> _Supplied material_:
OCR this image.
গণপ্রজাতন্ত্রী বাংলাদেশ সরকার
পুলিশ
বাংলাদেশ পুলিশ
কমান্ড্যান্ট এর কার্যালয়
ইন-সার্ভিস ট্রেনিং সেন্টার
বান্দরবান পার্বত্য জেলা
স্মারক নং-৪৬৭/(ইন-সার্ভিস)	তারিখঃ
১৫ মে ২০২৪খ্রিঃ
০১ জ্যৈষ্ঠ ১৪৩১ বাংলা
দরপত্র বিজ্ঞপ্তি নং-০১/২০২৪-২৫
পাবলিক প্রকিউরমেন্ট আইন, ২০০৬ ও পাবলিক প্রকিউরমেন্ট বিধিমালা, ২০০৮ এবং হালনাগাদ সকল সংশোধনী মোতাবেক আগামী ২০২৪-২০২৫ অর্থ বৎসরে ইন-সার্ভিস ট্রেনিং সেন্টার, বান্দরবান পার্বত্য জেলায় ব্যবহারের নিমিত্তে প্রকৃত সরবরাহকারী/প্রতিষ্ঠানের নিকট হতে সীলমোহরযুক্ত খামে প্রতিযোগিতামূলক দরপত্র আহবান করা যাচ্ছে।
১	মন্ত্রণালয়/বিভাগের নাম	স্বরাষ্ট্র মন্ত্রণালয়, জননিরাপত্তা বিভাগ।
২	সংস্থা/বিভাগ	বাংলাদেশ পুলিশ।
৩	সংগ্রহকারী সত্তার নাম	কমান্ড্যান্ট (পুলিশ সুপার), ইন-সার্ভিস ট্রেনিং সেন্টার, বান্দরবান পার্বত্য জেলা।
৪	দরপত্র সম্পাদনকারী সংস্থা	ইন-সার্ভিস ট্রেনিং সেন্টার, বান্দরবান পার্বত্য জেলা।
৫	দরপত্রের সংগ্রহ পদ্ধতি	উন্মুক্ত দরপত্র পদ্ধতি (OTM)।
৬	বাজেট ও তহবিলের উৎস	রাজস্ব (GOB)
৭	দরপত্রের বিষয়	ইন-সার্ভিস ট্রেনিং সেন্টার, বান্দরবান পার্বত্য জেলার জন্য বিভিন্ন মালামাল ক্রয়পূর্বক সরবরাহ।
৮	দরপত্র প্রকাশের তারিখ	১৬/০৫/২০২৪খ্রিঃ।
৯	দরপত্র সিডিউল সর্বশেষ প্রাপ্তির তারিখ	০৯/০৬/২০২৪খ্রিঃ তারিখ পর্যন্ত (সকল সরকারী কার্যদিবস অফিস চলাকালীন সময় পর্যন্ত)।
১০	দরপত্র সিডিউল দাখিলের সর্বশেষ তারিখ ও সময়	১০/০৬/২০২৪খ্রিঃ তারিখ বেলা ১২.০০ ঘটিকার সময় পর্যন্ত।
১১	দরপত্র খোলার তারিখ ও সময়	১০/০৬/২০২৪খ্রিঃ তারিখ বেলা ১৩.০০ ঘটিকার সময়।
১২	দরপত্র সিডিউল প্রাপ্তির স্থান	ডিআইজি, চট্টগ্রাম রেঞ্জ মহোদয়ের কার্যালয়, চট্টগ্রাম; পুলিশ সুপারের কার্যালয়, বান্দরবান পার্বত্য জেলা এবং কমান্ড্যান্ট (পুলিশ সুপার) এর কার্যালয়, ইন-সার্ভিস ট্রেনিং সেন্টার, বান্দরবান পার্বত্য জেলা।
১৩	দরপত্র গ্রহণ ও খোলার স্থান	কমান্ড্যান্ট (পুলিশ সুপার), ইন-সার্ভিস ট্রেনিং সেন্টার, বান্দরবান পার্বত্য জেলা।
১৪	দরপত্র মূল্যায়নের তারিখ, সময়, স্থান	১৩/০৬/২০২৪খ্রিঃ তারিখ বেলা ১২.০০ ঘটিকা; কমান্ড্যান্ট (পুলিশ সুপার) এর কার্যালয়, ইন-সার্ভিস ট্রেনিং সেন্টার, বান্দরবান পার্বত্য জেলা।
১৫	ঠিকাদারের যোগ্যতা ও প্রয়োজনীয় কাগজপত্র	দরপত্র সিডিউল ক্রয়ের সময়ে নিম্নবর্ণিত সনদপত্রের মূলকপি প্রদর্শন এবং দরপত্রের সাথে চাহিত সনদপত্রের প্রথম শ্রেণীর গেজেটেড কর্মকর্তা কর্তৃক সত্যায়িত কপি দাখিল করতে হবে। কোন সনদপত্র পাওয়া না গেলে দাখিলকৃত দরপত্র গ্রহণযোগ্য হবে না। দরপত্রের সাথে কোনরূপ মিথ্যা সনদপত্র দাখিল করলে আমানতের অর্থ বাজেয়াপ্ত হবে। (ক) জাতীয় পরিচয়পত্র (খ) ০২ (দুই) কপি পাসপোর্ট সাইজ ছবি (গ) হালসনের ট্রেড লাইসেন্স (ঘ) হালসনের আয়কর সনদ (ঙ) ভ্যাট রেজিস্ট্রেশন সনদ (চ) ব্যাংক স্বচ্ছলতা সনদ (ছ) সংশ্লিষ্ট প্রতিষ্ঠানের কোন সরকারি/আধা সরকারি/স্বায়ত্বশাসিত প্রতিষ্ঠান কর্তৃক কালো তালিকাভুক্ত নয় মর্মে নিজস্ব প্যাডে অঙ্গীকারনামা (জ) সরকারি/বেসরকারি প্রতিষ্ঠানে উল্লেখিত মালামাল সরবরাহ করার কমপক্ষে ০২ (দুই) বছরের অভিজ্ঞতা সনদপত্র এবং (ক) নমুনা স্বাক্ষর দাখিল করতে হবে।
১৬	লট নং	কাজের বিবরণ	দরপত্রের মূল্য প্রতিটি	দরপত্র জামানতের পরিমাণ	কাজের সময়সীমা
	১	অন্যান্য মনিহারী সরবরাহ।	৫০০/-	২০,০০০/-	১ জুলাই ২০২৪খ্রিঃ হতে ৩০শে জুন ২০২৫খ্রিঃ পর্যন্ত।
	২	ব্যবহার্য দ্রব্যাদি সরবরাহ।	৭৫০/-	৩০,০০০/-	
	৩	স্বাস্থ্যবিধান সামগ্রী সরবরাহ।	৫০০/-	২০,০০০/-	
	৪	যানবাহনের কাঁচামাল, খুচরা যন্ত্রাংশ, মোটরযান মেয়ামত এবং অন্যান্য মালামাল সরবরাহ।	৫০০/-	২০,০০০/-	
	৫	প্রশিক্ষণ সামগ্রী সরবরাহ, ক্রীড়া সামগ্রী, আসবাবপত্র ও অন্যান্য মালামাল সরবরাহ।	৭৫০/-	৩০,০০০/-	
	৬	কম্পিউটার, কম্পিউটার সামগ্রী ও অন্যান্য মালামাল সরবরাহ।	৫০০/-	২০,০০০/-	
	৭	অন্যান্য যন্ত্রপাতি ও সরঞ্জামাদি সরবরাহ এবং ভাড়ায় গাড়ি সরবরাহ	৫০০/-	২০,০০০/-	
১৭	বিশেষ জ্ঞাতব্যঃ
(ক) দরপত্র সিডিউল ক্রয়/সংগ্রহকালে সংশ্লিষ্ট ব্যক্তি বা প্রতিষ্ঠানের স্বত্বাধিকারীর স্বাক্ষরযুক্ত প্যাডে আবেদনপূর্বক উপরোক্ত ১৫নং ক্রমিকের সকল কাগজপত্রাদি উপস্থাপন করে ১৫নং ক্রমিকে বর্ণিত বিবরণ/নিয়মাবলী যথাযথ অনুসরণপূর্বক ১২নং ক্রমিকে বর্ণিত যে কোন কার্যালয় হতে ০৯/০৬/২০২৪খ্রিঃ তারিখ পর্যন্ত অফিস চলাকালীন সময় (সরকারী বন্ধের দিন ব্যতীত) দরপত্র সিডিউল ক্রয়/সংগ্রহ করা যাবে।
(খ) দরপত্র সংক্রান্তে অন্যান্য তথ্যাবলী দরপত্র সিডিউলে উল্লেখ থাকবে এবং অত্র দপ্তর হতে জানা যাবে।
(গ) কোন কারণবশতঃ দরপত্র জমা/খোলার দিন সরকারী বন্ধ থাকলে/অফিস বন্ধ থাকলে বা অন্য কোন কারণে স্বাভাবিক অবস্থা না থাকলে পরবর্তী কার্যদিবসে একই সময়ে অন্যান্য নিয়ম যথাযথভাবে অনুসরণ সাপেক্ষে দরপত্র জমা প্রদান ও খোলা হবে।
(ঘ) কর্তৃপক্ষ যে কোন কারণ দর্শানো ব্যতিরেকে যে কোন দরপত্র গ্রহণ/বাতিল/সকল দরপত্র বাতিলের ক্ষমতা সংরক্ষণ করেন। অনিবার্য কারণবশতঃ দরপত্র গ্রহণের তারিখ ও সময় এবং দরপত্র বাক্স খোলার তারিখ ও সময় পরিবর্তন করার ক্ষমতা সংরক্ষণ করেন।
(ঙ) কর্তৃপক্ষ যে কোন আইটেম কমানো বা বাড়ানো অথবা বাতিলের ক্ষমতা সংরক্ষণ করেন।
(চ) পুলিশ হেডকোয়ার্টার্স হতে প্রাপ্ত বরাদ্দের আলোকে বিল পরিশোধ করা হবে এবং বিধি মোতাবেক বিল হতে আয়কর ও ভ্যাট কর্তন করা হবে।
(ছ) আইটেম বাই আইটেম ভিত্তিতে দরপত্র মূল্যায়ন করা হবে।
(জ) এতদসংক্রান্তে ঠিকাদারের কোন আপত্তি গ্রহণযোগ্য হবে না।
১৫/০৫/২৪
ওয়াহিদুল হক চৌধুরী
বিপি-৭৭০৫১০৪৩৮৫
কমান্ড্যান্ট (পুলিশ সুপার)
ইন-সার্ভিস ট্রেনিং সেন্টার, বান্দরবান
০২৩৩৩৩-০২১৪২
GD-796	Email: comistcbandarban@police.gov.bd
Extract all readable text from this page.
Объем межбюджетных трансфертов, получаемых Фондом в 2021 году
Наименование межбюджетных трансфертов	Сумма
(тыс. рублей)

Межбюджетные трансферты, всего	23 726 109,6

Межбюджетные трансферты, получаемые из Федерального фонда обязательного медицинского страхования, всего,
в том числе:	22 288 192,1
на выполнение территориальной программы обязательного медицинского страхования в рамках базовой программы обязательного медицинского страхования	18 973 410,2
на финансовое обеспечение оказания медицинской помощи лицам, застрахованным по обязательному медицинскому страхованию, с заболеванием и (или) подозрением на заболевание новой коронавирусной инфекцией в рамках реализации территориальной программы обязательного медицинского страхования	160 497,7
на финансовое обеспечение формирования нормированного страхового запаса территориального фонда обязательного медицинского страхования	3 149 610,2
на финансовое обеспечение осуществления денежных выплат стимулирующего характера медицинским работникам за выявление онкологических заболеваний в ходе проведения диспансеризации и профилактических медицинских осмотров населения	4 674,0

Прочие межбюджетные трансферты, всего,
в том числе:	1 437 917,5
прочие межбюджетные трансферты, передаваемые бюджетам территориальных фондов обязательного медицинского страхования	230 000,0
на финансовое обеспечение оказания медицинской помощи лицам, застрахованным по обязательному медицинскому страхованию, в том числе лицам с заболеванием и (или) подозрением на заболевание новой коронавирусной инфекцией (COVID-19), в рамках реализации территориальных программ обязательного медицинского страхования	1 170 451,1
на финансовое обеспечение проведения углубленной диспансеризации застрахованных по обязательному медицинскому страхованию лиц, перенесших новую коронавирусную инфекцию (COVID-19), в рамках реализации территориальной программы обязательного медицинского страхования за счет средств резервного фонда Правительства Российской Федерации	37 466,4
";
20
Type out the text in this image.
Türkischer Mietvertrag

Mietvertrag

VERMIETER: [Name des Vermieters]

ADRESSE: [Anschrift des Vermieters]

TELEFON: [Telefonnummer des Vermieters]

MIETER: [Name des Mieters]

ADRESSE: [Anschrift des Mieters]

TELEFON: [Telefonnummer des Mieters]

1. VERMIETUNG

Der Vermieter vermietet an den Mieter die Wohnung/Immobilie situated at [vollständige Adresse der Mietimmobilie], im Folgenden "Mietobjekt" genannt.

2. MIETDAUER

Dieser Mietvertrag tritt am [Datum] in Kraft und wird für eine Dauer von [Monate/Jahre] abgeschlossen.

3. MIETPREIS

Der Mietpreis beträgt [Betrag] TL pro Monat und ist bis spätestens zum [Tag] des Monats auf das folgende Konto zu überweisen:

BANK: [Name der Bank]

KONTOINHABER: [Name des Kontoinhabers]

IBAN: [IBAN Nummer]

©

> _What this task involves_: Collect the lines of the records that include the string "Anschrift".

> _Result of this exercise_:
ADRESSE: [Anschrift des Vermieters]
ADRESSE: [Anschrift des Mieters]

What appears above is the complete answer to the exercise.